STORED RECORDS:
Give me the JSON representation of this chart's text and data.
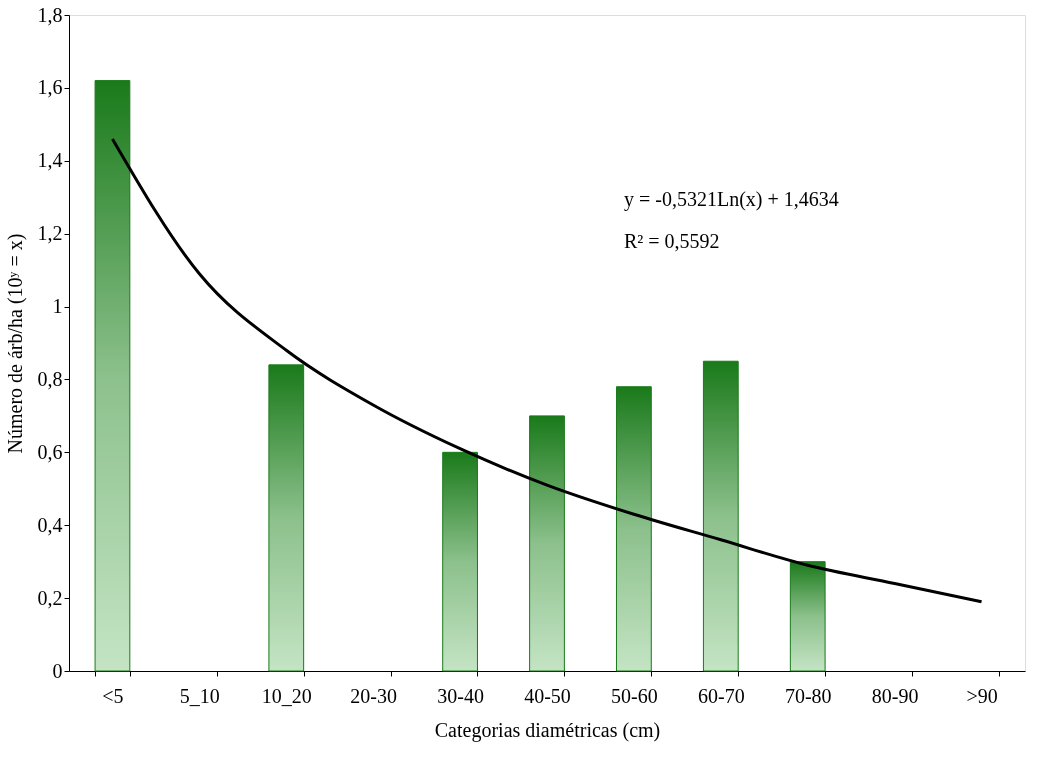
{
  "chart_data": {
    "type": "bar",
    "xlabel": "Categorias diamétricas (cm)",
    "ylabel": "Número de árb/ha (10ʸ = x)",
    "categories": [
      "<5",
      "5_10",
      "10_20",
      "20-30",
      "30-40",
      "40-50",
      "50-60",
      "60-70",
      "70-80",
      "80-90",
      ">90"
    ],
    "series": [
      {
        "color": "#1a7a1a",
        "values": [
          1.62,
          null,
          0.84,
          null,
          0.6,
          0.7,
          0.78,
          0.85,
          0.3,
          null,
          null
        ]
      },
      {
        "type": "line",
        "color": "#000000",
        "values": [
          1.46,
          1.09,
          0.88,
          0.73,
          0.61,
          0.51,
          0.43,
          0.36,
          0.29,
          0.24,
          0.19
        ]
      }
    ],
    "ylim": [
      0,
      1.8
    ],
    "yticks": [
      0,
      {
        "value": 0.2,
        "label": "0,2"
      },
      {
        "value": 0.4,
        "label": "0,4"
      },
      {
        "value": 0.6,
        "label": "0,6"
      },
      {
        "value": 0.8,
        "label": "0,8"
      },
      1,
      {
        "value": 1.2,
        "label": "1,2"
      },
      {
        "value": 1.4,
        "label": "1,4"
      },
      {
        "value": 1.6,
        "label": "1,6"
      },
      {
        "value": 1.8,
        "label": "1,8"
      }
    ],
    "annotations": [
      "y = -0,5321Ln(x) + 1,4634",
      "R² = 0,5592"
    ],
    "grid": false
  }
}
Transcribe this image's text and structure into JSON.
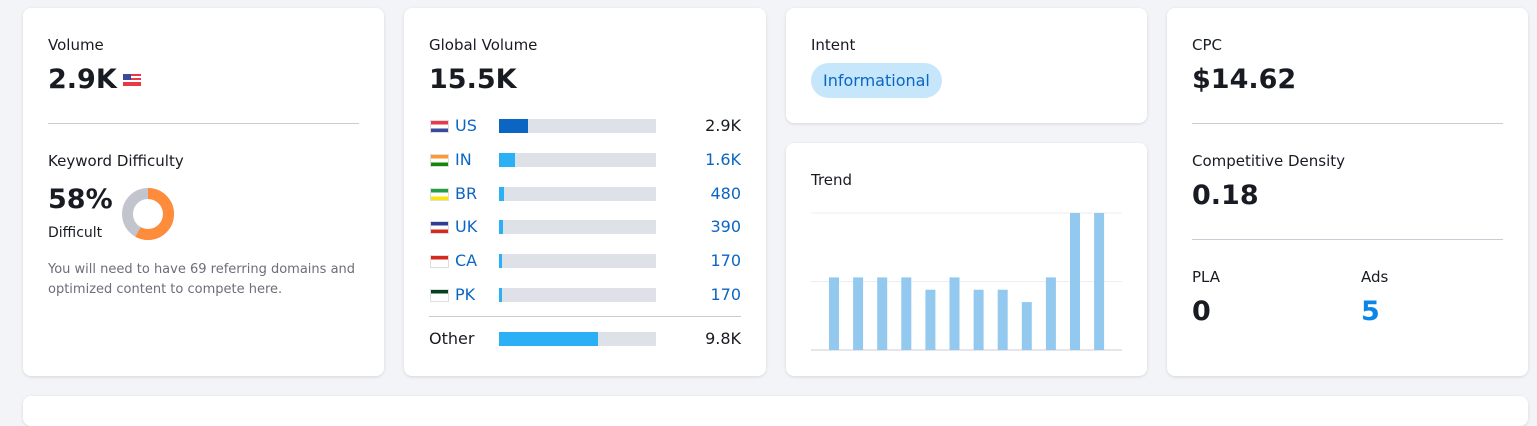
{
  "volume": {
    "label": "Volume",
    "value": "2.9K"
  },
  "keyword_difficulty": {
    "label": "Keyword Difficulty",
    "value": 58,
    "value_label": "58%",
    "level": "Difficult",
    "note": "You will need to have 69 referring domains and optimized content to compete here."
  },
  "global_volume": {
    "label": "Global Volume",
    "value": 15500,
    "value_label": "15.5K",
    "countries": [
      {
        "code": "US",
        "value": 2900,
        "value_label": "2.9K"
      },
      {
        "code": "IN",
        "value": 1600,
        "value_label": "1.6K"
      },
      {
        "code": "BR",
        "value": 480,
        "value_label": "480"
      },
      {
        "code": "UK",
        "value": 390,
        "value_label": "390"
      },
      {
        "code": "CA",
        "value": 170,
        "value_label": "170"
      },
      {
        "code": "PK",
        "value": 170,
        "value_label": "170"
      }
    ],
    "other": {
      "label": "Other",
      "value": 9800,
      "value_label": "9.8K"
    }
  },
  "intent": {
    "label": "Intent",
    "tags": [
      "Informational"
    ]
  },
  "trend": {
    "label": "Trend",
    "values": [
      0.53,
      0.53,
      0.53,
      0.53,
      0.44,
      0.53,
      0.44,
      0.44,
      0.35,
      0.53,
      1,
      1
    ],
    "ylim": [
      0,
      1
    ],
    "yticks": [
      0.5,
      1
    ]
  },
  "cpc": {
    "label": "CPC",
    "value": "$14.62"
  },
  "competitive_density": {
    "label": "Competitive Density",
    "value": "0.18"
  },
  "pla": {
    "label": "PLA",
    "value": "0"
  },
  "ads": {
    "label": "Ads",
    "value": "5"
  }
}
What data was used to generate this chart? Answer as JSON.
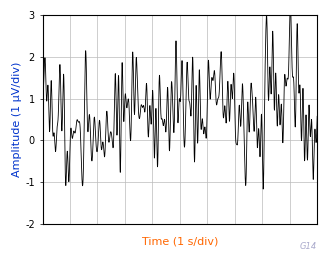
{
  "xlabel": "Time (1 s/div)",
  "ylabel": "Amplitude (1 μV/div)",
  "xlabel_color": "#FF6600",
  "ylabel_color": "#0033CC",
  "xlim": [
    0,
    10
  ],
  "ylim": [
    -2,
    3
  ],
  "yticks": [
    -2,
    -1,
    0,
    1,
    2,
    3
  ],
  "xticks": [
    0,
    1,
    2,
    3,
    4,
    5,
    6,
    7,
    8,
    9,
    10
  ],
  "grid_color": "#BBBBBB",
  "line_color": "#000000",
  "background_color": "#FFFFFF",
  "seed": 12345,
  "n_points": 3000,
  "watermark": "G14",
  "watermark_color": "#AAAACC",
  "xlabel_fontsize": 8,
  "ylabel_fontsize": 8,
  "tick_fontsize": 7,
  "watermark_fontsize": 6
}
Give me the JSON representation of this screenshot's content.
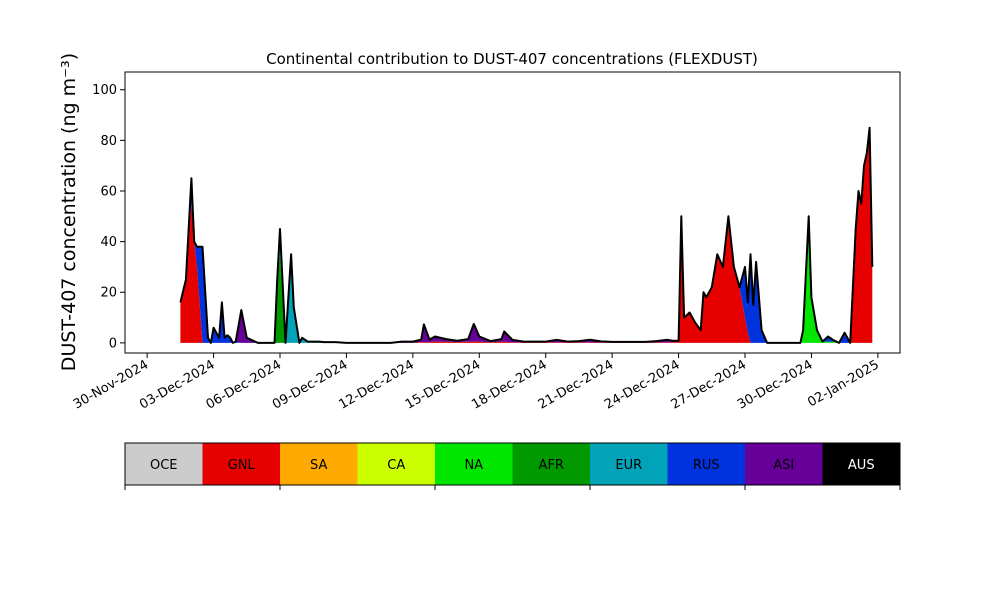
{
  "chart_data": {
    "type": "area",
    "title": "Continental contribution to DUST-407 concentrations (FLEXDUST)",
    "ylabel": "DUST-407 concentration (ng m⁻³)",
    "xlabel": "",
    "ylim": [
      -4,
      107
    ],
    "yticks": [
      0,
      20,
      40,
      60,
      80,
      100
    ],
    "xlim": [
      "2024-11-29T00:00",
      "2025-01-03T00:00"
    ],
    "xticks": [
      {
        "date": "2024-11-30",
        "label": "30-Nov-2024"
      },
      {
        "date": "2024-12-03",
        "label": "03-Dec-2024"
      },
      {
        "date": "2024-12-06",
        "label": "06-Dec-2024"
      },
      {
        "date": "2024-12-09",
        "label": "09-Dec-2024"
      },
      {
        "date": "2024-12-12",
        "label": "12-Dec-2024"
      },
      {
        "date": "2024-12-15",
        "label": "15-Dec-2024"
      },
      {
        "date": "2024-12-18",
        "label": "18-Dec-2024"
      },
      {
        "date": "2024-12-21",
        "label": "21-Dec-2024"
      },
      {
        "date": "2024-12-24",
        "label": "24-Dec-2024"
      },
      {
        "date": "2024-12-27",
        "label": "27-Dec-2024"
      },
      {
        "date": "2024-12-30",
        "label": "30-Dec-2024"
      },
      {
        "date": "2025-01-02",
        "label": "02-Jan-2025"
      }
    ],
    "grid": false,
    "legend": {
      "placement": "below",
      "entries": [
        {
          "label": "OCE",
          "color": "#cccccc"
        },
        {
          "label": "GNL",
          "color": "#e60000"
        },
        {
          "label": "SA",
          "color": "#ffaa00"
        },
        {
          "label": "CA",
          "color": "#ccff00"
        },
        {
          "label": "NA",
          "color": "#00e600"
        },
        {
          "label": "AFR",
          "color": "#009900"
        },
        {
          "label": "EUR",
          "color": "#00a3b8"
        },
        {
          "label": "RUS",
          "color": "#0033dd"
        },
        {
          "label": "ASI",
          "color": "#660099"
        },
        {
          "label": "AUS",
          "color": "#000000"
        }
      ]
    },
    "stack_order": [
      "GNL",
      "NA",
      "AFR",
      "EUR",
      "RUS",
      "ASI"
    ],
    "x": [
      "2024-12-01T12:00",
      "2024-12-01T18:00",
      "2024-12-02T00:00",
      "2024-12-02T03:00",
      "2024-12-02T06:00",
      "2024-12-02T12:00",
      "2024-12-02T18:00",
      "2024-12-02T21:00",
      "2024-12-03T00:00",
      "2024-12-03T06:00",
      "2024-12-03T09:00",
      "2024-12-03T12:00",
      "2024-12-03T15:00",
      "2024-12-03T18:00",
      "2024-12-03T21:00",
      "2024-12-04T00:00",
      "2024-12-04T06:00",
      "2024-12-04T12:00",
      "2024-12-04T18:00",
      "2024-12-05T00:00",
      "2024-12-05T06:00",
      "2024-12-05T12:00",
      "2024-12-05T18:00",
      "2024-12-05T21:00",
      "2024-12-06T00:00",
      "2024-12-06T06:00",
      "2024-12-06T12:00",
      "2024-12-06T15:00",
      "2024-12-06T21:00",
      "2024-12-07T00:00",
      "2024-12-07T06:00",
      "2024-12-07T12:00",
      "2024-12-07T18:00",
      "2024-12-08T00:00",
      "2024-12-08T12:00",
      "2024-12-09T00:00",
      "2024-12-10T00:00",
      "2024-12-11T00:00",
      "2024-12-11T12:00",
      "2024-12-12T00:00",
      "2024-12-12T09:00",
      "2024-12-12T12:00",
      "2024-12-12T18:00",
      "2024-12-13T00:00",
      "2024-12-13T12:00",
      "2024-12-14T00:00",
      "2024-12-14T12:00",
      "2024-12-14T18:00",
      "2024-12-15T00:00",
      "2024-12-15T12:00",
      "2024-12-16T00:00",
      "2024-12-16T03:00",
      "2024-12-16T12:00",
      "2024-12-17T00:00",
      "2024-12-17T12:00",
      "2024-12-18T00:00",
      "2024-12-18T12:00",
      "2024-12-19T00:00",
      "2024-12-19T12:00",
      "2024-12-20T00:00",
      "2024-12-20T12:00",
      "2024-12-21T00:00",
      "2024-12-22T00:00",
      "2024-12-22T12:00",
      "2024-12-23T00:00",
      "2024-12-23T12:00",
      "2024-12-23T18:00",
      "2024-12-24T00:00",
      "2024-12-24T03:00",
      "2024-12-24T06:00",
      "2024-12-24T12:00",
      "2024-12-24T18:00",
      "2024-12-25T00:00",
      "2024-12-25T03:00",
      "2024-12-25T06:00",
      "2024-12-25T12:00",
      "2024-12-25T18:00",
      "2024-12-26T00:00",
      "2024-12-26T06:00",
      "2024-12-26T12:00",
      "2024-12-26T18:00",
      "2024-12-27T00:00",
      "2024-12-27T03:00",
      "2024-12-27T06:00",
      "2024-12-27T09:00",
      "2024-12-27T12:00",
      "2024-12-27T18:00",
      "2024-12-28T00:00",
      "2024-12-28T03:00",
      "2024-12-28T06:00",
      "2024-12-28T12:00",
      "2024-12-28T18:00",
      "2024-12-29T00:00",
      "2024-12-29T06:00",
      "2024-12-29T12:00",
      "2024-12-29T15:00",
      "2024-12-29T21:00",
      "2024-12-30T00:00",
      "2024-12-30T06:00",
      "2024-12-30T12:00",
      "2024-12-30T18:00",
      "2024-12-31T00:00",
      "2024-12-31T06:00",
      "2024-12-31T12:00",
      "2024-12-31T18:00",
      "2025-01-01T00:00",
      "2025-01-01T03:00",
      "2025-01-01T06:00",
      "2025-01-01T09:00",
      "2025-01-01T12:00",
      "2025-01-01T15:00",
      "2025-01-01T18:00"
    ],
    "series": [
      {
        "name": "GNL",
        "values": [
          16,
          25,
          55,
          40,
          30,
          0,
          0,
          0,
          0,
          0,
          0,
          0,
          0,
          0,
          0,
          0,
          0,
          0,
          0,
          0,
          0,
          0,
          0,
          0,
          0,
          0,
          0,
          0,
          0,
          0,
          0,
          0,
          0,
          0,
          0,
          0,
          0,
          0,
          0,
          0,
          0.3,
          0.3,
          0.3,
          0.5,
          0.5,
          0.3,
          0.5,
          0.5,
          0.5,
          0.2,
          0.5,
          0.5,
          0.2,
          0.2,
          0.2,
          0.2,
          0.2,
          0.2,
          0.2,
          0.2,
          0.1,
          0.1,
          0.1,
          0.1,
          0.2,
          0.2,
          0.3,
          0.3,
          50,
          10,
          12,
          8,
          5,
          20,
          18,
          22,
          35,
          30,
          50,
          30,
          22,
          10,
          4,
          0,
          0,
          0,
          0,
          0,
          0,
          0,
          0,
          0,
          0,
          0,
          0,
          0,
          0,
          0,
          0,
          0,
          0,
          0,
          0,
          0,
          0,
          45,
          60,
          55,
          70,
          75,
          85,
          30
        ]
      },
      {
        "name": "NA",
        "values": [
          0,
          0,
          0,
          0,
          0,
          0,
          0,
          0,
          0,
          0,
          0,
          0,
          0,
          0,
          0,
          0,
          0,
          0,
          0,
          0,
          0,
          0,
          0,
          0,
          0,
          0,
          0,
          0,
          0,
          0,
          0,
          0,
          0,
          0,
          0,
          0,
          0,
          0,
          0,
          0,
          0,
          0,
          0,
          0,
          0,
          0,
          0,
          0,
          0,
          0,
          0,
          0,
          0,
          0,
          0,
          0,
          0,
          0,
          0,
          0,
          0,
          0,
          0,
          0,
          0,
          0,
          0,
          0,
          0,
          0,
          0,
          0,
          0,
          0,
          0,
          0,
          0,
          0,
          0,
          0,
          0,
          0,
          0,
          0,
          0,
          0,
          0,
          0,
          0,
          0,
          0,
          0,
          0,
          0,
          0,
          5,
          50,
          18,
          5,
          0.5,
          0.5,
          0.5,
          0,
          0,
          0,
          0,
          0,
          0,
          0,
          0,
          0,
          0
        ]
      },
      {
        "name": "AFR",
        "values": [
          0,
          0,
          0,
          0,
          0,
          0,
          0,
          0,
          0,
          0,
          0,
          0,
          0,
          0,
          0,
          0,
          0,
          0,
          0,
          0,
          0,
          0,
          0,
          25,
          35,
          0,
          0,
          0,
          0,
          0,
          0,
          0,
          0,
          0,
          0,
          0,
          0,
          0,
          0,
          0,
          0,
          0,
          0,
          0,
          0,
          0,
          0,
          0,
          0,
          0,
          0,
          0,
          0,
          0,
          0,
          0,
          0,
          0,
          0,
          0,
          0,
          0,
          0,
          0,
          0,
          0,
          0,
          0,
          0,
          0,
          0,
          0,
          0,
          0,
          0,
          0,
          0,
          0,
          0,
          0,
          0,
          0,
          0,
          0,
          0,
          0,
          0,
          0,
          0,
          0,
          0,
          0,
          0,
          0,
          0,
          0,
          0,
          0,
          0,
          0,
          0,
          0,
          0,
          0,
          0,
          0,
          0,
          0,
          0,
          0,
          0,
          0
        ]
      },
      {
        "name": "EUR",
        "values": [
          0,
          0,
          0,
          0,
          0,
          0,
          0,
          0,
          0,
          0,
          0,
          0,
          0,
          0,
          0,
          0,
          0,
          0,
          0,
          0,
          0,
          0,
          0,
          0,
          10,
          0,
          35,
          14,
          0,
          2,
          0.5,
          0.5,
          0.5,
          0.3,
          0.3,
          0,
          0,
          0,
          0,
          0,
          0,
          0,
          0,
          0,
          0,
          0,
          0,
          0,
          0,
          0,
          0,
          0,
          0,
          0,
          0,
          0,
          0,
          0,
          0,
          0,
          0,
          0,
          0,
          0,
          0,
          0,
          0,
          0,
          0,
          0,
          0,
          0,
          0,
          0,
          0,
          0,
          0,
          0,
          0,
          0,
          0,
          0,
          0,
          0,
          0,
          0,
          0,
          0,
          0,
          0,
          0,
          0,
          0,
          0,
          0,
          0,
          0,
          0,
          0,
          0,
          0,
          0,
          0,
          0,
          0,
          0,
          0,
          0,
          0,
          0,
          0,
          0
        ]
      },
      {
        "name": "RUS",
        "values": [
          0,
          0,
          10,
          0,
          8,
          38,
          2,
          0,
          6,
          2,
          16,
          2,
          3,
          2,
          0,
          0.5,
          0,
          0,
          0,
          0,
          0,
          0,
          0,
          0,
          0,
          0,
          0,
          0,
          0,
          0,
          0,
          0,
          0,
          0,
          0,
          0,
          0,
          0,
          0,
          0,
          0,
          0,
          0,
          0,
          0,
          0,
          0,
          0,
          0,
          0,
          0,
          0,
          0,
          0,
          0,
          0,
          0,
          0,
          0,
          0,
          0,
          0,
          0,
          0,
          0,
          0,
          0,
          0,
          0,
          0,
          0,
          0,
          0,
          0,
          0,
          0,
          0,
          0,
          0,
          0,
          0,
          20,
          12,
          35,
          15,
          32,
          5,
          0,
          0,
          0,
          0,
          0,
          0,
          0,
          0,
          0,
          0,
          0,
          0,
          0,
          2,
          0.5,
          0,
          3,
          0,
          0,
          0,
          0,
          0,
          0,
          0,
          0
        ]
      },
      {
        "name": "ASI",
        "values": [
          0,
          0,
          0,
          0,
          0,
          0,
          0,
          0,
          0,
          0,
          0,
          0,
          0,
          0,
          0,
          0,
          13,
          2,
          1,
          0,
          0,
          0,
          0,
          0,
          0,
          0,
          0,
          0,
          0,
          0,
          0,
          0,
          0,
          0,
          0,
          0,
          0,
          0,
          0.5,
          0.5,
          1,
          7,
          1,
          2,
          1,
          0.5,
          1,
          7,
          2,
          0.5,
          1,
          4,
          1,
          0.3,
          0.3,
          0.3,
          1,
          0.3,
          0.5,
          1,
          0.5,
          0.3,
          0.3,
          0.3,
          0.5,
          1,
          0.5,
          0.5,
          0,
          0,
          0,
          0,
          0,
          0,
          0,
          0,
          0,
          0,
          0,
          0,
          0,
          0,
          0,
          0,
          0,
          0,
          0,
          0,
          0,
          0,
          0,
          0,
          0,
          0,
          0,
          0,
          0,
          0,
          0,
          0,
          0,
          0,
          0,
          1,
          0,
          0,
          0,
          0,
          0,
          0,
          0,
          0
        ]
      }
    ]
  }
}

AIM OF THE TASK:
From the records above, pull out each line that has "content".

THE ANSWER:
    "note": "You will need to have 69 referring domains and optimized content to compete here."
Give me the JSON representation of this screenshot's content.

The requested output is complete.